[TASK BRIEF] Within the material below, find each line bearing the word "rate" and present it.

[ROWS]
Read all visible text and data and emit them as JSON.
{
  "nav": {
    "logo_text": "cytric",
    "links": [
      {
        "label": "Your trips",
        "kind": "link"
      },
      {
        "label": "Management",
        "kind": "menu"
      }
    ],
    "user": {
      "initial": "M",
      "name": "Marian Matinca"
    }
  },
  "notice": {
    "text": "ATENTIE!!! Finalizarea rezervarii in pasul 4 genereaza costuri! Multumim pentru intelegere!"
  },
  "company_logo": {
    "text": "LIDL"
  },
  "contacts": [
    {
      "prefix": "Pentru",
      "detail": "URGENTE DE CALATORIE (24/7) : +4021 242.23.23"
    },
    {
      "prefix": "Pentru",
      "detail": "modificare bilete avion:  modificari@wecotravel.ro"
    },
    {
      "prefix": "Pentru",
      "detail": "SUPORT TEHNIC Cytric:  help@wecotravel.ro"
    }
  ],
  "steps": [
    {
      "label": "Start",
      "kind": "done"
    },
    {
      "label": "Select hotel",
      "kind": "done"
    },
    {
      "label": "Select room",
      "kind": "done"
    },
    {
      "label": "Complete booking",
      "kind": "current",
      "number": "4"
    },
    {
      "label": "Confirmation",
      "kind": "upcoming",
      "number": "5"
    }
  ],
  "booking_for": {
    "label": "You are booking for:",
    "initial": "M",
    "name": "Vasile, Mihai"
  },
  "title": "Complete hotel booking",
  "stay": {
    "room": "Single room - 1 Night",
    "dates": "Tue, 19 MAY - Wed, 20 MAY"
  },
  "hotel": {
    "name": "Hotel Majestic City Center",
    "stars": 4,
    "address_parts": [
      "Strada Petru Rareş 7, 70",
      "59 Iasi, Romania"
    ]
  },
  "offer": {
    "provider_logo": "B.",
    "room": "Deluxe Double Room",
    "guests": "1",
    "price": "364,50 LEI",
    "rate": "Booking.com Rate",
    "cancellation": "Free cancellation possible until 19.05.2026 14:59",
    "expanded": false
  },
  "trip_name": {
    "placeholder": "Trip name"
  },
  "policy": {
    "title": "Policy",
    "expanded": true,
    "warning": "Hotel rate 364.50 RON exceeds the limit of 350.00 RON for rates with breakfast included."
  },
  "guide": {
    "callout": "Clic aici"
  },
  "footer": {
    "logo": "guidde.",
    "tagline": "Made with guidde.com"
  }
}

[TASK RESPONSE]
    "rate": "Booking.com Rate",
    "warning": "Hotel rate 364.50 RON exceeds the limit of 350.00 RON for rates with breakfast included."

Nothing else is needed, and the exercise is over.